In the entries below, find every line holding the string "JSON" and collect it.

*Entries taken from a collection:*
********

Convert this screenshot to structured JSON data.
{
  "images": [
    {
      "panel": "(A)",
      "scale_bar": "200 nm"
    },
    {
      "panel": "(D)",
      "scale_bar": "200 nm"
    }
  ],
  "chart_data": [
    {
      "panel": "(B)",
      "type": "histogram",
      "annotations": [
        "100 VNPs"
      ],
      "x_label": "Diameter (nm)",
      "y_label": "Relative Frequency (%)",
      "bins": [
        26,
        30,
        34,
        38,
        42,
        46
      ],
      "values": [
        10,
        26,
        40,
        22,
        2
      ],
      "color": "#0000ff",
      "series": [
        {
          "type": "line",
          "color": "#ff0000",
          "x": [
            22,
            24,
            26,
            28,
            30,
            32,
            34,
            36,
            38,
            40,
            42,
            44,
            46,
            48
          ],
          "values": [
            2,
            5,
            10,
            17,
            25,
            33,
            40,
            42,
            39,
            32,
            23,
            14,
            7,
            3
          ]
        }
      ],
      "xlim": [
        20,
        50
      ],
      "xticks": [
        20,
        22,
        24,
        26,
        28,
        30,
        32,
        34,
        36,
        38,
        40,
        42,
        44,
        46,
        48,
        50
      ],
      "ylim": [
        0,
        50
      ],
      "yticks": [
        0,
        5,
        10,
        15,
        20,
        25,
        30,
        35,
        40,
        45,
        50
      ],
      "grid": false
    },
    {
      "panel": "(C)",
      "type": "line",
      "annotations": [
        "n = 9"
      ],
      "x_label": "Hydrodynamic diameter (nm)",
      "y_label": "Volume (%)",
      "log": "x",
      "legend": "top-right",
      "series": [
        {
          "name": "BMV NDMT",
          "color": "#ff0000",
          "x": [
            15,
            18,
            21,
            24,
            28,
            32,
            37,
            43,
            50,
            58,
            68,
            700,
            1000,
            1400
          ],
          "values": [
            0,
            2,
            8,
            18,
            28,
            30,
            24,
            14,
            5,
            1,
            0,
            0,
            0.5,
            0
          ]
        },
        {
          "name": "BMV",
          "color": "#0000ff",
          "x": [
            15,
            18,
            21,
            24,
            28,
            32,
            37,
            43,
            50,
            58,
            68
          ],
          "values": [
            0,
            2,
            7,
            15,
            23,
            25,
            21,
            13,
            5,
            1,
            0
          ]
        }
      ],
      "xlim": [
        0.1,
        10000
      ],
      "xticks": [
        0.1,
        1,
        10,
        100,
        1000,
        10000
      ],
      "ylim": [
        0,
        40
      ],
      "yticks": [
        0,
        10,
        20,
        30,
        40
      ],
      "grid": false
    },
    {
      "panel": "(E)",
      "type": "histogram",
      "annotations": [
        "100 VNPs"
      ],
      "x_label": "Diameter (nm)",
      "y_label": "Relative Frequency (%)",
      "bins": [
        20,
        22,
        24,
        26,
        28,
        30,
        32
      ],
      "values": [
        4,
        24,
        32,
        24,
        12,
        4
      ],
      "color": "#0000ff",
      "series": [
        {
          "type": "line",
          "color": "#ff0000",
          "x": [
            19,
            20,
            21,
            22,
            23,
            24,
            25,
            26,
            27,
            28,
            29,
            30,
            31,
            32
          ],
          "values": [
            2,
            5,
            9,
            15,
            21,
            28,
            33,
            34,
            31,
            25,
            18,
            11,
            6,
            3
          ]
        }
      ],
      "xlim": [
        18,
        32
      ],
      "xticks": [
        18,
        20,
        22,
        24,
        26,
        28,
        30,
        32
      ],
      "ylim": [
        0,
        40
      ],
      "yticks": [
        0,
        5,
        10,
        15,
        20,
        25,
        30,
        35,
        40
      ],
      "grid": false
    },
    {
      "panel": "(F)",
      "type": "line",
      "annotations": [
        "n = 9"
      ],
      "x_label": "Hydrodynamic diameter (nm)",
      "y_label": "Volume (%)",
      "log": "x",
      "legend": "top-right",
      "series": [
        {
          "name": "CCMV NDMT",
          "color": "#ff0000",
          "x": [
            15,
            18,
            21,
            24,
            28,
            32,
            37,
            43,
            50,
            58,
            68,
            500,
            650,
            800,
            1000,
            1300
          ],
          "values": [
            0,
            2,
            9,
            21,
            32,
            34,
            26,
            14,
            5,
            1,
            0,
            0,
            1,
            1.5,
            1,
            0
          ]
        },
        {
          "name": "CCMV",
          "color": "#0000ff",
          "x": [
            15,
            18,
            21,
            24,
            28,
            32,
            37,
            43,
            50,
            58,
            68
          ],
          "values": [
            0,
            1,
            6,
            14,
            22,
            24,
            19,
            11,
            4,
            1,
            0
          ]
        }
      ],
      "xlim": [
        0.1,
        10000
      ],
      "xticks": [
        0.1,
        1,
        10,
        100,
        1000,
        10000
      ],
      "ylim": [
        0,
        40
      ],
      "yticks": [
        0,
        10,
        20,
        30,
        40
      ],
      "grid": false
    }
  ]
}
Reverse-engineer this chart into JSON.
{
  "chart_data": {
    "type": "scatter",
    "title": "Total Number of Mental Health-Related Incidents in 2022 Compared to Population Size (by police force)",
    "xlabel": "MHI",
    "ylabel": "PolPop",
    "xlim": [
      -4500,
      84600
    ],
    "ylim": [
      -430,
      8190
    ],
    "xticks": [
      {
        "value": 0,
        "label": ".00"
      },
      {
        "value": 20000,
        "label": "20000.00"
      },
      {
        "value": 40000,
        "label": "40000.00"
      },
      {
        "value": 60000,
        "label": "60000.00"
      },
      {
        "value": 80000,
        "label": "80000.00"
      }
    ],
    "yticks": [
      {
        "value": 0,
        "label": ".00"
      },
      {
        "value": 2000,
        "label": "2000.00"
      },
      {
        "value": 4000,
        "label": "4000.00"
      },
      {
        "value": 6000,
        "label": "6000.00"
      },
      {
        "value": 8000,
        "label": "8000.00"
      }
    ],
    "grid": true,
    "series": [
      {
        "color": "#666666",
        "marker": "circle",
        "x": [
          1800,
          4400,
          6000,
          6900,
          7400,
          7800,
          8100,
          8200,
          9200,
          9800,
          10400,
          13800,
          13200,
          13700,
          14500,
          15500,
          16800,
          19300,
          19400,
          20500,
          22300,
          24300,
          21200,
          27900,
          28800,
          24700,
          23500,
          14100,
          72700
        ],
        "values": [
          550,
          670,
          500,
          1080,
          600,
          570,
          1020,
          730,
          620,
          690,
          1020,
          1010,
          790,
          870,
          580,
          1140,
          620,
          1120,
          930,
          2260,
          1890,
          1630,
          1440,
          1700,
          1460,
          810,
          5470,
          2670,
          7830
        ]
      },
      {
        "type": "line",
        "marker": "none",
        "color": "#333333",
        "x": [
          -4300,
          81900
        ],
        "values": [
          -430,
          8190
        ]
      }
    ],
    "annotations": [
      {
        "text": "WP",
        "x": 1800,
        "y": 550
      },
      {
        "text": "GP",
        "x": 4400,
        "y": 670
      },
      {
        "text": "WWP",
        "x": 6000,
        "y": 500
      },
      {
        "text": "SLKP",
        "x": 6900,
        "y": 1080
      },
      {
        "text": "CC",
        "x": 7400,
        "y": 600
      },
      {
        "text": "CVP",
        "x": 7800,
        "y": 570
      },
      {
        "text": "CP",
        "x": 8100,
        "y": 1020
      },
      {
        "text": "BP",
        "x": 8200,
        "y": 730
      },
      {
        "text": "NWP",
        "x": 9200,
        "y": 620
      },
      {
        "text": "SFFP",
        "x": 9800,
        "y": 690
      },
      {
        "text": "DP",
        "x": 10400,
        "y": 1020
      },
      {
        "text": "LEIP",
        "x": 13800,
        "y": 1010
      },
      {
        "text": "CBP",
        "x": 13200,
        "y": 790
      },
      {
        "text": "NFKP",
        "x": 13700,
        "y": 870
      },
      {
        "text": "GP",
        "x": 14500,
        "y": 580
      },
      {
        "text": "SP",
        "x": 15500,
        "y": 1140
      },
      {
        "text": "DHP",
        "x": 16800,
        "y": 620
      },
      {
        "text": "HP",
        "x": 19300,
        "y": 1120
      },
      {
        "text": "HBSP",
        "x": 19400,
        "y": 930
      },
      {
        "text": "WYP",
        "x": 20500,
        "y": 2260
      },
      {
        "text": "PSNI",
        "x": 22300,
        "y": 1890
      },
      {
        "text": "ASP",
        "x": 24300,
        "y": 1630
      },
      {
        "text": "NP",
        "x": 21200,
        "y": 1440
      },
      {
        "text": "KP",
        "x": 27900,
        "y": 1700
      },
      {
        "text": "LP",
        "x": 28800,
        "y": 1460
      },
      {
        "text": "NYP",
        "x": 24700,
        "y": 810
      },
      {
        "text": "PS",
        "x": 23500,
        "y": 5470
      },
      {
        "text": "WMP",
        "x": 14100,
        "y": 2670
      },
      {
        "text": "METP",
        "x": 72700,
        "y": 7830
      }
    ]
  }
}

********

*REPLY:*
Convert this screenshot to structured JSON data.
Reverse-engineer this chart into JSON.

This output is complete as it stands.